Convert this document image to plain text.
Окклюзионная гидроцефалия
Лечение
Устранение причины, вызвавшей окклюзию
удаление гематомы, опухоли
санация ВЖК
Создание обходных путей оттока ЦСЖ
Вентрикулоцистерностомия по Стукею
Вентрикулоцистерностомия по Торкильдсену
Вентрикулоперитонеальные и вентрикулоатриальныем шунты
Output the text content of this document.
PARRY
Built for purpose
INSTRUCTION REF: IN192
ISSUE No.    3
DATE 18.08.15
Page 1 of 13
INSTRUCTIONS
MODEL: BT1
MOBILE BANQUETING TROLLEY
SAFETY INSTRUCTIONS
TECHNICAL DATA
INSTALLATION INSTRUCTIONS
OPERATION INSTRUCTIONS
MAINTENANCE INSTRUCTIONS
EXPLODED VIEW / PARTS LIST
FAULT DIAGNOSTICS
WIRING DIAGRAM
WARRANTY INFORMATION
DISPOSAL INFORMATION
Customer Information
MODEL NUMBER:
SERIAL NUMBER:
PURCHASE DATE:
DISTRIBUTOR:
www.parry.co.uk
...
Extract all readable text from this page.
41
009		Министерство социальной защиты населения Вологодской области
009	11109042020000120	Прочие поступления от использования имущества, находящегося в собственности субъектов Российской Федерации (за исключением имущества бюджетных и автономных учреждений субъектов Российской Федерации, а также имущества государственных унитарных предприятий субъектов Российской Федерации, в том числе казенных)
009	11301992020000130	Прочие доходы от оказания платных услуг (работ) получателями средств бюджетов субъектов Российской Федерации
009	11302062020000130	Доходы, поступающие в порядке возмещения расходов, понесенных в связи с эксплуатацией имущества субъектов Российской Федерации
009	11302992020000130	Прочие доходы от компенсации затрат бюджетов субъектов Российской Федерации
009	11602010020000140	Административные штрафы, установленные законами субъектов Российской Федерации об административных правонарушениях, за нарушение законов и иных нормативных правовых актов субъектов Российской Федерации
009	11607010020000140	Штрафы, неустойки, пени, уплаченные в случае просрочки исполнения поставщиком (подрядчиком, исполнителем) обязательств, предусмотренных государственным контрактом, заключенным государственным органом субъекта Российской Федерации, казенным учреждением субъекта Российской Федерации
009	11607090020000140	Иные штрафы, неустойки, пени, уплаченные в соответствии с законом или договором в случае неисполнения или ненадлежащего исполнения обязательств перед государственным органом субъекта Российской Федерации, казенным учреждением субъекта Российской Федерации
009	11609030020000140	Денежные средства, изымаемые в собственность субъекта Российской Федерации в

GIVEN REQUEST: Extract all lines of the records above that include "бюджетов".

RESULT FOR THIS TASK:
009	11301992020000130	Прочие доходы от оказания платных услуг (работ) получателями средств бюджетов субъектов Российской Федерации
009	11302992020000130	Прочие доходы от компенсации затрат бюджетов субъектов Российской Федерации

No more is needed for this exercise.